WRITTEN INSTRUCTION:
Report how many lines contain the word "dengan"; answer with the number only.

RECORD SET:
+--

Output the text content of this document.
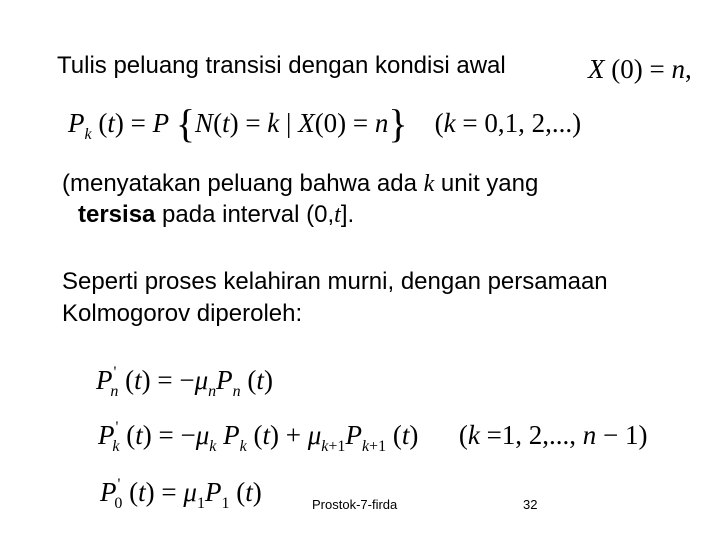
Tulis peluang transisi dengan kondisi awal	X (0) = n,
$P_k$ (t) = P {N(t) = k | X(0) = n}    (k = 0,1, 2,...)
(menyatakan peluang bahwa ada k unit yang
tersisa pada interval (0,t].
Seperti proses kelahiran murni, dengan persamaan
Kolmogorov diperoleh:
$P'_n$ $(t) = -\mu_nP_n$ (t)
$P'_k$ $(t) = -\mu_k$ $P_k$ $(t) + \mu_{k+1}P_{k+1}$ (t)      (k =1, 2,..., n − 1)
$P'_0$ $(t) = \mu_1P_1$ (t)	Prostok-7-firda	32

+--

TASK ANSWER:
2